→ **Given problem**
Copy the material that follows word for word and omit its pictures.

──────────

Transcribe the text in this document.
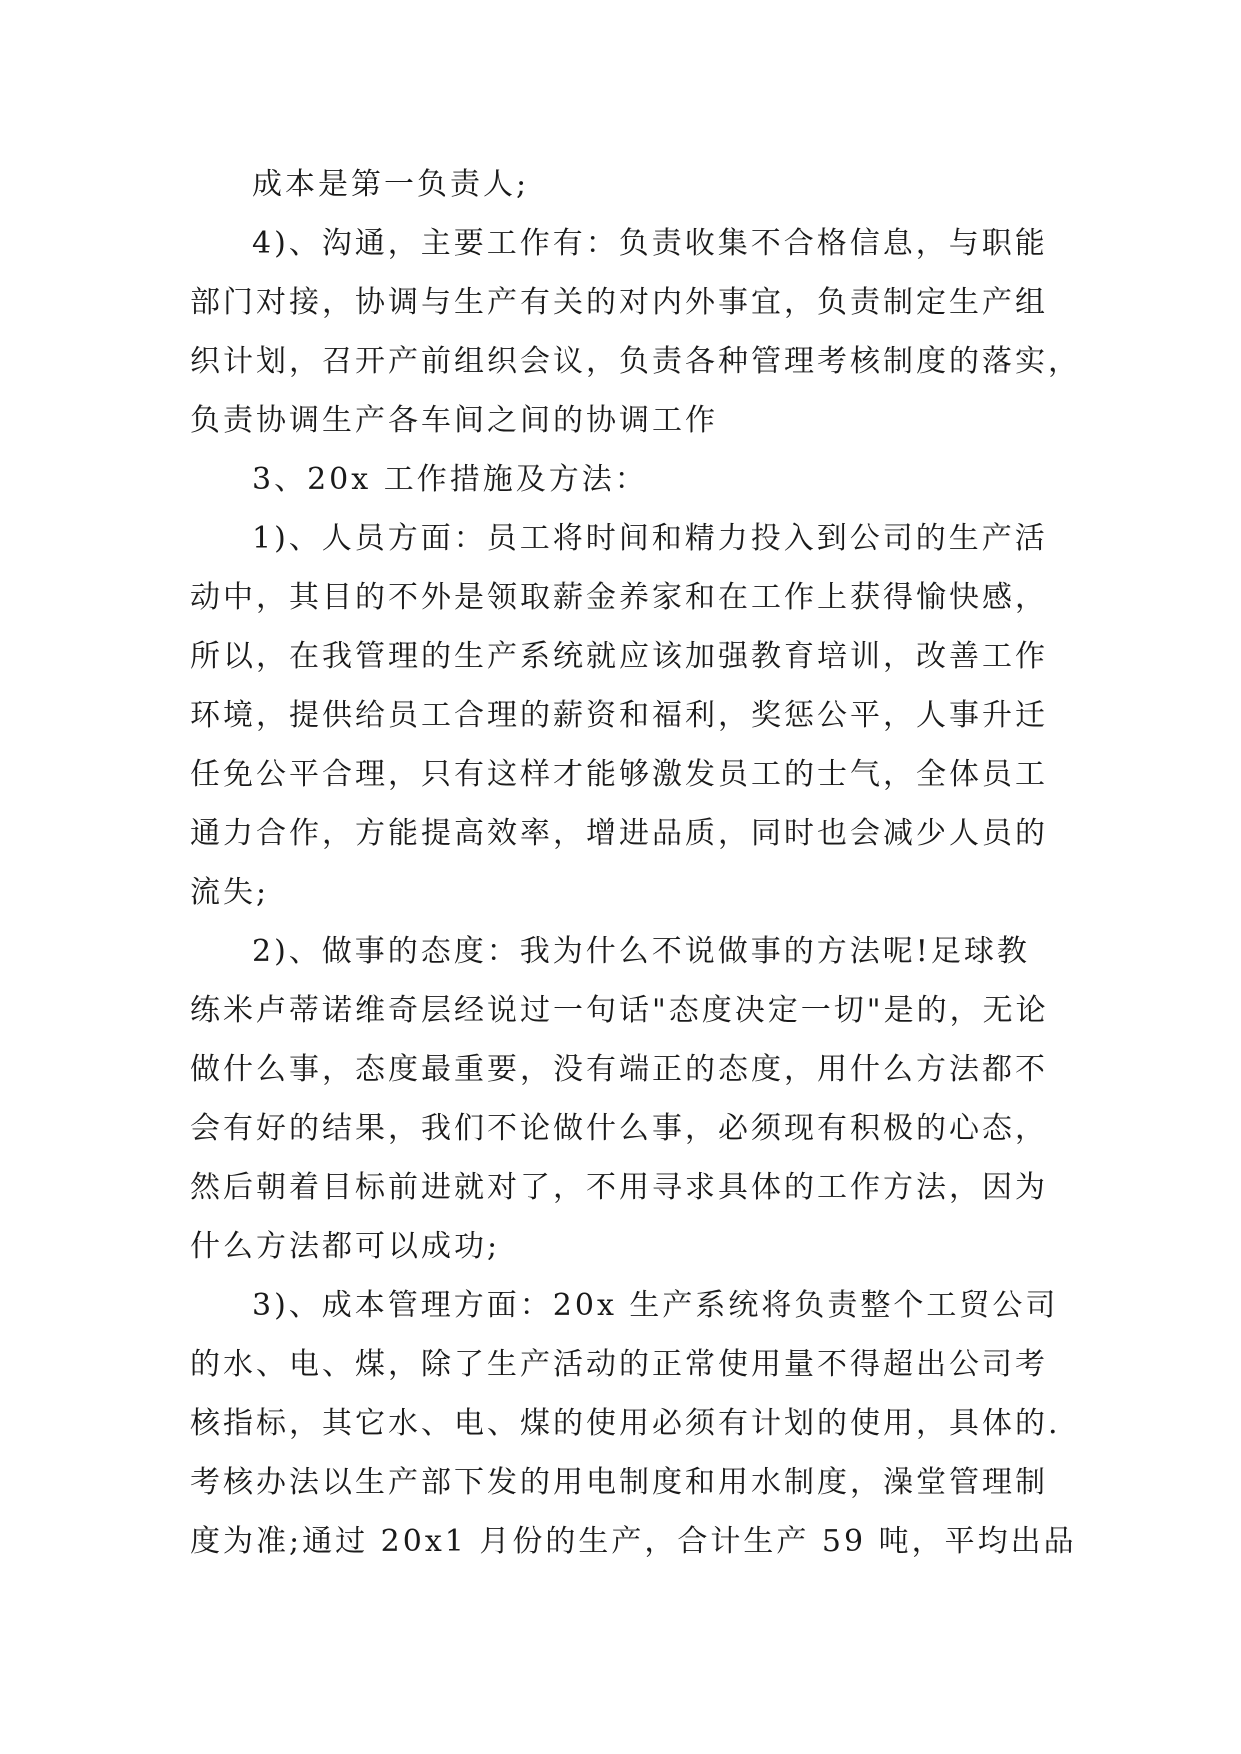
成本是第一负责人;
4)、沟通，主要工作有：负责收集不合格信息，与职能
部门对接，协调与生产有关的对内外事宜，负责制定生产组
织计划，召开产前组织会议，负责各种管理考核制度的落实，
负责协调生产各车间之间的协调工作
3、20x 工作措施及方法：
1)、人员方面：员工将时间和精力投入到公司的生产活
动中，其目的不外是领取薪金养家和在工作上获得愉快感，
所以，在我管理的生产系统就应该加强教育培训，改善工作
环境，提供给员工合理的薪资和福利，奖惩公平，人事升迁
任免公平合理，只有这样才能够激发员工的士气，全体员工
通力合作，方能提高效率，增进品质，同时也会减少人员的
流失;
2)、做事的态度：我为什么不说做事的方法呢!足球教
练米卢蒂诺维奇层经说过一句话"态度决定一切"是的，无论
做什么事，态度最重要，没有端正的态度，用什么方法都不
会有好的结果，我们不论做什么事，必须现有积极的心态，
然后朝着目标前进就对了，不用寻求具体的工作方法，因为
什么方法都可以成功;
3)、成本管理方面：20x 生产系统将负责整个工贸公司
的水、电、煤，除了生产活动的正常使用量不得超出公司考
核指标，其它水、电、煤的使用必须有计划的使用，具体的.
考核办法以生产部下发的用电制度和用水制度，澡堂管理制
度为准;通过 20x1 月份的生产，合计生产 59 吨，平均出品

──────────

→ **Response**
Transcribe the text in this document.
成本是第一负责人;
4)、沟通，主要工作有：负责收集不合格信息，与职能
部门对接，协调与生产有关的对内外事宜，负责制定生产组
织计划，召开产前组织会议，负责各种管理考核制度的落实，
负责协调生产各车间之间的协调工作
3、20x 工作措施及方法：
1)、人员方面：员工将时间和精力投入到公司的生产活
动中，其目的不外是领取薪金养家和在工作上获得愉快感，
所以，在我管理的生产系统就应该加强教育培训，改善工作
环境，提供给员工合理的薪资和福利，奖惩公平，人事升迁
任免公平合理，只有这样才能够激发员工的士气，全体员工
通力合作，方能提高效率，增进品质，同时也会减少人员的
流失;
2)、做事的态度：我为什么不说做事的方法呢!足球教
练米卢蒂诺维奇层经说过一句话"态度决定一切"是的，无论
做什么事，态度最重要，没有端正的态度，用什么方法都不
会有好的结果，我们不论做什么事，必须现有积极的心态，
然后朝着目标前进就对了，不用寻求具体的工作方法，因为
什么方法都可以成功;
3)、成本管理方面：20x 生产系统将负责整个工贸公司
的水、电、煤，除了生产活动的正常使用量不得超出公司考
核指标，其它水、电、煤的使用必须有计划的使用，具体的.
考核办法以生产部下发的用电制度和用水制度，澡堂管理制
度为准;通过 20x1 月份的生产，合计生产 59 吨，平均出品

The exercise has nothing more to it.